> TEXTO PARA LEITURA:
Em 2004, como presidente do júri de Cannes, ele premiou o documentário do norte-americano de Michael Moore, Fahrenheit 11 de Setembro e teve que negar publicamente que sua premiação não o favorecia devido aos ataques terroristas. E em 2011, como presidente do Festival de Veneza, sendo mais cara de pau ainda, premiou a norte-americana e ex-namorada Sofia Coppola com o Leão de Ouro pelo drama Um Lugar Qualquer, o que gerou protestos entre os concorrentes e a mídia. Dificilmente Tarantino deve voltar como presidente…

Nanni Moretti quando levou a Palma de Ouro por O Quarto do Filho

Este ano, escolheram o cineasta italiano Nanni Moretti para presidir o júri. Para quem não conhece, Moretti ficou marcado pelo seu estilo despojado em filmes de temática familiar. Ele mesmo já foi agraciado com a Palma de Ouro pelo tocante drama O Quarto do Filho em 2001 e, atualmente, está em cartaz aqui em São Paulo pelo drama Habemus Papam, que aborda uma crise no Vaticano.

> O QUE FAZER: Relacione todos os títulos de filmes citados no texto sobre os júris de festivais de cinema, sem repetir nenhum.

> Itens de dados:
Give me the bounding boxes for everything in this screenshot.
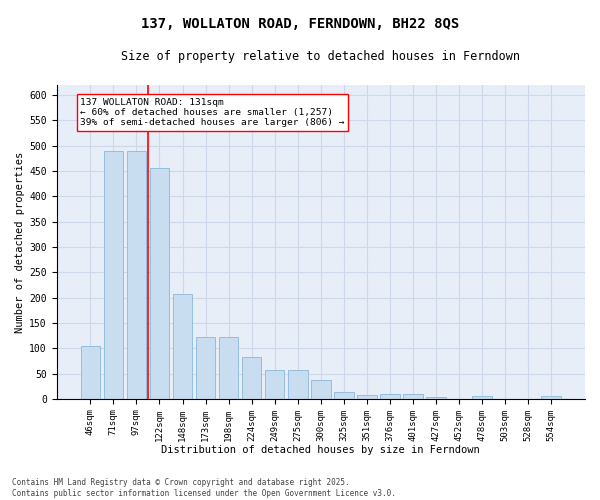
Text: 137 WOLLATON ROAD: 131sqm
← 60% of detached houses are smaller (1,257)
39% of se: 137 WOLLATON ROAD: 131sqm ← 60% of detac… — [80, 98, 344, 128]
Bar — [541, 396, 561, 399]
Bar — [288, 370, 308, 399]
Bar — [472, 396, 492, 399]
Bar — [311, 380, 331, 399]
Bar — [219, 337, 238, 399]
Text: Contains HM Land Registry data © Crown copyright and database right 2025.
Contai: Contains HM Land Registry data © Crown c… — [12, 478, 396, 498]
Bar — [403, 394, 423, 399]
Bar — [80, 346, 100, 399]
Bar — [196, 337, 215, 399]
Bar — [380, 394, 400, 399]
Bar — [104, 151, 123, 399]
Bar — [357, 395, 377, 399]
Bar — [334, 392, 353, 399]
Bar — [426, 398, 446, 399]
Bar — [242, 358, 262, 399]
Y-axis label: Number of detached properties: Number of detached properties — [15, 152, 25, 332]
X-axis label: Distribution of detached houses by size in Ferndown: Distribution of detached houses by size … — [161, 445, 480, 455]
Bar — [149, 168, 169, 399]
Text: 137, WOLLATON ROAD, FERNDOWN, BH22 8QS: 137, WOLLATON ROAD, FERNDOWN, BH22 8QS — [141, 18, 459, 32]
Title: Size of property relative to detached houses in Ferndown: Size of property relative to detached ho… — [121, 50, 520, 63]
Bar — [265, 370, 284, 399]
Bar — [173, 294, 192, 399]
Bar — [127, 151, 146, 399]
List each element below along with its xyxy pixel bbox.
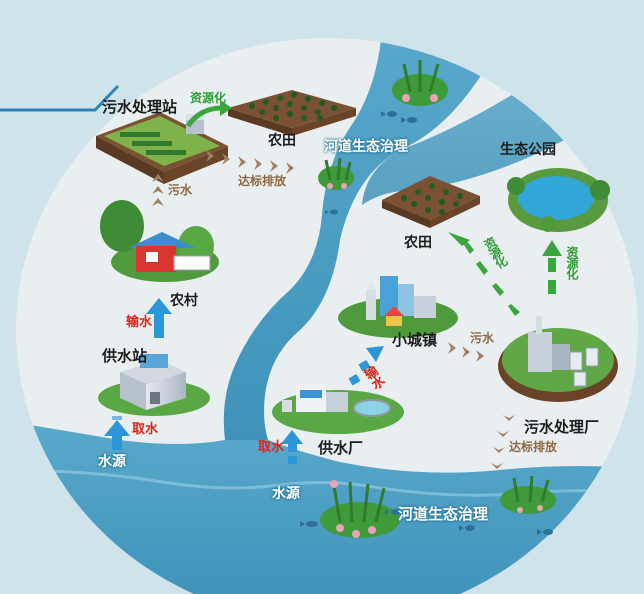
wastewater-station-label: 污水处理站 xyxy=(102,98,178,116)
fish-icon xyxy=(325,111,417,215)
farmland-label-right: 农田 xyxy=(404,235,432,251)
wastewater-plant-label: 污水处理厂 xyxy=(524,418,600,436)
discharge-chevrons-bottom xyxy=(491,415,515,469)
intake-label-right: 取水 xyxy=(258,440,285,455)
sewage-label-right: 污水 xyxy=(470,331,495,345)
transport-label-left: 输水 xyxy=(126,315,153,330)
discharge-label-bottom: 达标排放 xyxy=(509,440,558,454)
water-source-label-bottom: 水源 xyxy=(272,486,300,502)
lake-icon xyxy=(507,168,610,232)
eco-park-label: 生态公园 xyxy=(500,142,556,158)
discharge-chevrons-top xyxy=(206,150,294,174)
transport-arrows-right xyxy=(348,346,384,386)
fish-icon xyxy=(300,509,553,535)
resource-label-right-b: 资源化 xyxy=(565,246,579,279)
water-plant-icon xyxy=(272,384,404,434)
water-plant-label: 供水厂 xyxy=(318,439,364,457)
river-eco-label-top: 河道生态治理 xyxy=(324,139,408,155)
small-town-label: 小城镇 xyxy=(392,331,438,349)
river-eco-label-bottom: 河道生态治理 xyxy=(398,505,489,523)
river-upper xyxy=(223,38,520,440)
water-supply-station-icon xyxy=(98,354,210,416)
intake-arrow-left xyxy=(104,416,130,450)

> RESPOSTA: Fahrenheit 11 de Setembro, Um Lugar Qualquer, O Quarto do Filho e Habemus Papam.